◆ Task prompt ◆
Exclude the pictures, then repeat the remaining data exactly.

◆ Dataset records on visual material ◆
——————

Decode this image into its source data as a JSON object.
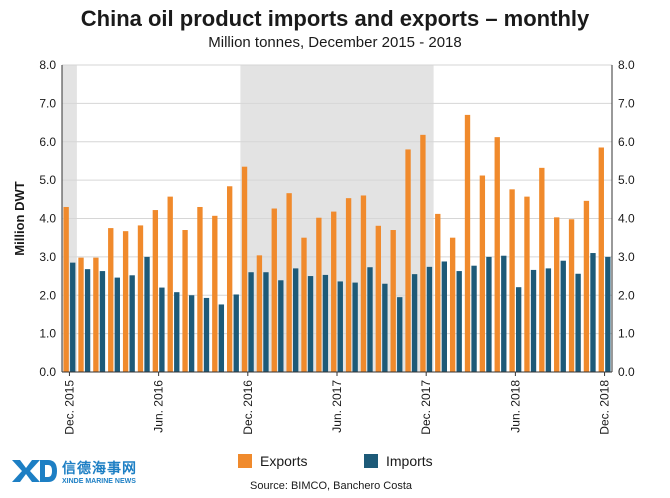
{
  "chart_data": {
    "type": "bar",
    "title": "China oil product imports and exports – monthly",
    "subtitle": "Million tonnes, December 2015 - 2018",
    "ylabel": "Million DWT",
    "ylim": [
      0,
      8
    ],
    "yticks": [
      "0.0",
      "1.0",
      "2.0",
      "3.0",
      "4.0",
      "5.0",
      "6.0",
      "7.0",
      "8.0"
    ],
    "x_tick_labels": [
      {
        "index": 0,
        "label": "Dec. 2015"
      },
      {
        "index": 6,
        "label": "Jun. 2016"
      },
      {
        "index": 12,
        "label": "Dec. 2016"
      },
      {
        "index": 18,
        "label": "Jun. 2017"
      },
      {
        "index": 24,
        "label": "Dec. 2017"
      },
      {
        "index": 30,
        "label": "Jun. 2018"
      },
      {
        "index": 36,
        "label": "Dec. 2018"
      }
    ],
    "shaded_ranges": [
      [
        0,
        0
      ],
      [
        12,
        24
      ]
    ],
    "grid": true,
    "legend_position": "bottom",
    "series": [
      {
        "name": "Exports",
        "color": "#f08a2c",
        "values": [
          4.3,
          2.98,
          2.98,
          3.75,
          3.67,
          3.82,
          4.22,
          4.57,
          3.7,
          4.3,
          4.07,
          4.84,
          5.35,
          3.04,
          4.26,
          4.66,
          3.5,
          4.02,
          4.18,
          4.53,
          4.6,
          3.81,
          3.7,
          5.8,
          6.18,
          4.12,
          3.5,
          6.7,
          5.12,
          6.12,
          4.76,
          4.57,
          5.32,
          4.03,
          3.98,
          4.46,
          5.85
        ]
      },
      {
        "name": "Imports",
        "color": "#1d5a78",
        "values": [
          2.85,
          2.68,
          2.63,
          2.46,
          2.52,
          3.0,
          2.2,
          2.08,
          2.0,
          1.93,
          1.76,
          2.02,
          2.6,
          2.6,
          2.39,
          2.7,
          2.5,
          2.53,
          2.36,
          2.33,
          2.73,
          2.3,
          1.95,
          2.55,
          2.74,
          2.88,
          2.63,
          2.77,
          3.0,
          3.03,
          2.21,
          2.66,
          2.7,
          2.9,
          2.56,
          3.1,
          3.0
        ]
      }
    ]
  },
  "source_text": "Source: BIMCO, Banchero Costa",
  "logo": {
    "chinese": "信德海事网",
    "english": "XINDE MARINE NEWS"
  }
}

——————

◆ Exercise answer ◆
Decode this image into its source data as a JSON object.
{
  "chart_data": {
    "type": "bar",
    "title": "China oil product imports and exports – monthly",
    "subtitle": "Million tonnes, December 2015 - 2018",
    "ylabel": "Million DWT",
    "ylim": [
      0,
      8
    ],
    "yticks": [
      "0.0",
      "1.0",
      "2.0",
      "3.0",
      "4.0",
      "5.0",
      "6.0",
      "7.0",
      "8.0"
    ],
    "x_tick_labels": [
      {
        "index": 0,
        "label": "Dec. 2015"
      },
      {
        "index": 6,
        "label": "Jun. 2016"
      },
      {
        "index": 12,
        "label": "Dec. 2016"
      },
      {
        "index": 18,
        "label": "Jun. 2017"
      },
      {
        "index": 24,
        "label": "Dec. 2017"
      },
      {
        "index": 30,
        "label": "Jun. 2018"
      },
      {
        "index": 36,
        "label": "Dec. 2018"
      }
    ],
    "shaded_ranges": [
      [
        0,
        0
      ],
      [
        12,
        24
      ]
    ],
    "grid": true,
    "legend_position": "bottom",
    "series": [
      {
        "name": "Exports",
        "color": "#f08a2c",
        "values": [
          4.3,
          2.98,
          2.98,
          3.75,
          3.67,
          3.82,
          4.22,
          4.57,
          3.7,
          4.3,
          4.07,
          4.84,
          5.35,
          3.04,
          4.26,
          4.66,
          3.5,
          4.02,
          4.18,
          4.53,
          4.6,
          3.81,
          3.7,
          5.8,
          6.18,
          4.12,
          3.5,
          6.7,
          5.12,
          6.12,
          4.76,
          4.57,
          5.32,
          4.03,
          3.98,
          4.46,
          5.85
        ]
      },
      {
        "name": "Imports",
        "color": "#1d5a78",
        "values": [
          2.85,
          2.68,
          2.63,
          2.46,
          2.52,
          3.0,
          2.2,
          2.08,
          2.0,
          1.93,
          1.76,
          2.02,
          2.6,
          2.6,
          2.39,
          2.7,
          2.5,
          2.53,
          2.36,
          2.33,
          2.73,
          2.3,
          1.95,
          2.55,
          2.74,
          2.88,
          2.63,
          2.77,
          3.0,
          3.03,
          2.21,
          2.66,
          2.7,
          2.9,
          2.56,
          3.1,
          3.0
        ]
      }
    ]
  },
  "source_text": "Source: BIMCO, Banchero Costa",
  "logo": {
    "chinese": "信德海事网",
    "english": "XINDE MARINE NEWS"
  }
}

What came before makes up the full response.